start Given records
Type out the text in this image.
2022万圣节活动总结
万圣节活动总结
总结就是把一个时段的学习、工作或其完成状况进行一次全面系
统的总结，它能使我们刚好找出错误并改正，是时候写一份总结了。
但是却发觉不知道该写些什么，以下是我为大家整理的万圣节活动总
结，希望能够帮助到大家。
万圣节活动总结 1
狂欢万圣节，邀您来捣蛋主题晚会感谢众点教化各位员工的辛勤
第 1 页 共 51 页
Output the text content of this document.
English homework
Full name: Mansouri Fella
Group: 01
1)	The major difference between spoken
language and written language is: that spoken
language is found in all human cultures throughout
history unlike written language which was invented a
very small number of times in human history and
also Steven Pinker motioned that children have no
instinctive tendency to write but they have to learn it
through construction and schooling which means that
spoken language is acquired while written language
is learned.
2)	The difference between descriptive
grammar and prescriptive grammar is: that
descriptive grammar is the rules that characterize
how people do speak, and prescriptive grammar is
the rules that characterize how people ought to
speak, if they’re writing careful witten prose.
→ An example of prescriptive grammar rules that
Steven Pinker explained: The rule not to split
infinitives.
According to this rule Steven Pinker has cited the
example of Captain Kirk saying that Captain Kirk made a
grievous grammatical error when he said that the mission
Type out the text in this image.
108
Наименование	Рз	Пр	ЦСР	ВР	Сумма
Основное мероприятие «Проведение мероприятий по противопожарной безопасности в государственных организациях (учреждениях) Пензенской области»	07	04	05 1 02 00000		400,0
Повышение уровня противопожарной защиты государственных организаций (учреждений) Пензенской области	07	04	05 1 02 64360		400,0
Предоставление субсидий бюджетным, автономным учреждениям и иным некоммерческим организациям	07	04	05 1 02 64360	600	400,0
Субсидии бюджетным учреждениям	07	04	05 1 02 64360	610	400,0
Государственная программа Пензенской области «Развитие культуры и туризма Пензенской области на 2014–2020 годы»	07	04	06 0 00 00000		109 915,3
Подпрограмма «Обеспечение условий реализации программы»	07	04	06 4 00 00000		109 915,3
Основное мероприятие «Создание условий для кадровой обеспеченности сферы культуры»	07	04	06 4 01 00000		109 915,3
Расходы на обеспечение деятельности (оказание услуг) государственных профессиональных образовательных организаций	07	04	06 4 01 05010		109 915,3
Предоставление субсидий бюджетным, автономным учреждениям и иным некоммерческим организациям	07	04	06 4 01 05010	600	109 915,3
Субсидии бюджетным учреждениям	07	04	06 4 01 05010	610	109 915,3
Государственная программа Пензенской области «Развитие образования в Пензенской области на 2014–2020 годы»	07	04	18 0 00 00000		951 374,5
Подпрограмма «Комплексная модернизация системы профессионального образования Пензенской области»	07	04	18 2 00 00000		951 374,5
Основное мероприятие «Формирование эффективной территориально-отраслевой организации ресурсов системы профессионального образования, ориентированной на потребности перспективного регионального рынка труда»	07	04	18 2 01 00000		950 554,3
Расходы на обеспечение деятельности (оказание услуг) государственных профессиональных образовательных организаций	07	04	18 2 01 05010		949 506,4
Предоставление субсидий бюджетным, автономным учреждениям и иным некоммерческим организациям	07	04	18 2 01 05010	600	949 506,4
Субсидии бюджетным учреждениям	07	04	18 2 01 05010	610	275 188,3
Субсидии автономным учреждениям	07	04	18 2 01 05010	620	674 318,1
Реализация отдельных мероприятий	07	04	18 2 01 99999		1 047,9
end Given records
The problem -
Using the listing above, list every line in which the string "Расходы" occurs.

Solved problem -
Расходы на обеспечение деятельности (оказание услуг) государственных профессиональных образовательных организаций	07	04	06 4 01 05010		109 915,3
Расходы на обеспечение деятельности (оказание услуг) государственных профессиональных образовательных организаций	07	04	18 2 01 05010		949 506,4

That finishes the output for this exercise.